What is needed:
In the entries below, find every line holding the string "узлов" and collect it.
-- START OF Provided information --
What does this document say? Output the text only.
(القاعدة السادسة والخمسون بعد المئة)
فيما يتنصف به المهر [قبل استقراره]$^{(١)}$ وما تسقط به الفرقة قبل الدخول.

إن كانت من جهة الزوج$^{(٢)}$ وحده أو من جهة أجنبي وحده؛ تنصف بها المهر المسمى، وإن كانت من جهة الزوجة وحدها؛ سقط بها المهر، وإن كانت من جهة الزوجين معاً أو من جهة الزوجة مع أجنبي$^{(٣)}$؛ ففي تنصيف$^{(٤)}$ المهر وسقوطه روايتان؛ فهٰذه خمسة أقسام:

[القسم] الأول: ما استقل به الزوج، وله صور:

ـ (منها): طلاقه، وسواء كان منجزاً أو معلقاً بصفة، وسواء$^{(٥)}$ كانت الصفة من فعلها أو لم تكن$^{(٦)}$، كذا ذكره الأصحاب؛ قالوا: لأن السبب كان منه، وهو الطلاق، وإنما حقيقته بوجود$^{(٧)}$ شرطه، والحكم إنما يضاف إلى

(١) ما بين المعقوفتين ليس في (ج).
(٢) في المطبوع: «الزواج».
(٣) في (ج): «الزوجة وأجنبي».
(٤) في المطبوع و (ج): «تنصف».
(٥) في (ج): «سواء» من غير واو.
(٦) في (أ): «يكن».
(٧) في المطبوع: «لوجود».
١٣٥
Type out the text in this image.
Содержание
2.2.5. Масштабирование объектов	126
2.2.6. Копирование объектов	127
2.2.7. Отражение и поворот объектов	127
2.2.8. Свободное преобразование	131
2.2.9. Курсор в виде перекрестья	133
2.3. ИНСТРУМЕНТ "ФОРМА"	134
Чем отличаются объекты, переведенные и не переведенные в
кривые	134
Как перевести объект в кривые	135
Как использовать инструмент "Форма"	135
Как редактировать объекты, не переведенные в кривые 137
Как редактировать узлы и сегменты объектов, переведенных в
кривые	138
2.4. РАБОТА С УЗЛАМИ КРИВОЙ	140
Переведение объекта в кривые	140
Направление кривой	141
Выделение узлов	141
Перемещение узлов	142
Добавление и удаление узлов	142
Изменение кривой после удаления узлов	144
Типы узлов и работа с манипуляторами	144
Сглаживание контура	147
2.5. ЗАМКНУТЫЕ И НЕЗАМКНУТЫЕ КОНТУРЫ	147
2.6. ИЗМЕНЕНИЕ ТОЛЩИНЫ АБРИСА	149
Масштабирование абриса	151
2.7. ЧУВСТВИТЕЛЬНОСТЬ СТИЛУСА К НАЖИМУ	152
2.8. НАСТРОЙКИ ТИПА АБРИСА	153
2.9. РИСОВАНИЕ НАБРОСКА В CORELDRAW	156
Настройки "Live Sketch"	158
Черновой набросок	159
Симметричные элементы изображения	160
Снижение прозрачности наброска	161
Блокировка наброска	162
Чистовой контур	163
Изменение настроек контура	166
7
-- END OF Provided information --
Final result:
Выделение узлов	141
Перемещение узлов	142
Добавление и удаление узлов	142
Изменение кривой после удаления узлов	144
Типы узлов и работа с манипуляторами	144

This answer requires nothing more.